Transcribe every line of the listing below without any deviation.
-- start of INFORMATION SUPPLIED --
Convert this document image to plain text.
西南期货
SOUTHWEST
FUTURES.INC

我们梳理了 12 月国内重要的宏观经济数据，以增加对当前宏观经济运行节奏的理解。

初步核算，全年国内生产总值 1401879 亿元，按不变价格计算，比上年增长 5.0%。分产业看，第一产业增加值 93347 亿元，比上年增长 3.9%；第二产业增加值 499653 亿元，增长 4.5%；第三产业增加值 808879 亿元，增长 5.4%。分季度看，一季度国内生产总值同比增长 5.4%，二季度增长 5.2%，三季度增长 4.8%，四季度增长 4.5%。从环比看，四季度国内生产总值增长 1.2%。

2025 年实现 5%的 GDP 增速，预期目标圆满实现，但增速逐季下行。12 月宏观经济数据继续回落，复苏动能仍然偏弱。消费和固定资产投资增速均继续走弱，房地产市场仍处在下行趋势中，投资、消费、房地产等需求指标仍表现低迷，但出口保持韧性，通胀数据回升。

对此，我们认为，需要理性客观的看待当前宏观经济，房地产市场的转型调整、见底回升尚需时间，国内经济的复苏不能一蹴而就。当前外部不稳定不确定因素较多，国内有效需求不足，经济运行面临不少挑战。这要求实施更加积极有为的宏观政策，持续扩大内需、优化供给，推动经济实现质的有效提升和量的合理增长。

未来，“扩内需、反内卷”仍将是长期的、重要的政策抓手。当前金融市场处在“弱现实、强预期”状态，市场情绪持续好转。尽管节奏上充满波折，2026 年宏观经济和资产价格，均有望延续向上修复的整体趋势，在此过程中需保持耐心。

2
-- end of INFORMATION SUPPLIED --
RESULT OF THIS EXERCISE:
Convert this document image to plain text.
西南期货
SOUTHWEST
FUTURES.INC

我们梳理了 12 月国内重要的宏观经济数据，以增加对当前宏观经济运行节奏的理解。

初步核算，全年国内生产总值 1401879 亿元，按不变价格计算，比上年增长 5.0%。分产业看，第一产业增加值 93347 亿元，比上年增长 3.9%；第二产业增加值 499653 亿元，增长 4.5%；第三产业增加值 808879 亿元，增长 5.4%。分季度看，一季度国内生产总值同比增长 5.4%，二季度增长 5.2%，三季度增长 4.8%，四季度增长 4.5%。从环比看，四季度国内生产总值增长 1.2%。

2025 年实现 5%的 GDP 增速，预期目标圆满实现，但增速逐季下行。12 月宏观经济数据继续回落，复苏动能仍然偏弱。消费和固定资产投资增速均继续走弱，房地产市场仍处在下行趋势中，投资、消费、房地产等需求指标仍表现低迷，但出口保持韧性，通胀数据回升。

对此，我们认为，需要理性客观的看待当前宏观经济，房地产市场的转型调整、见底回升尚需时间，国内经济的复苏不能一蹴而就。当前外部不稳定不确定因素较多，国内有效需求不足，经济运行面临不少挑战。这要求实施更加积极有为的宏观政策，持续扩大内需、优化供给，推动经济实现质的有效提升和量的合理增长。

未来，“扩内需、反内卷”仍将是长期的、重要的政策抓手。当前金融市场处在“弱现实、强预期”状态，市场情绪持续好转。尽管节奏上充满波折，2026 年宏观经济和资产价格，均有望延续向上修复的整体趋势，在此过程中需保持耐心。

2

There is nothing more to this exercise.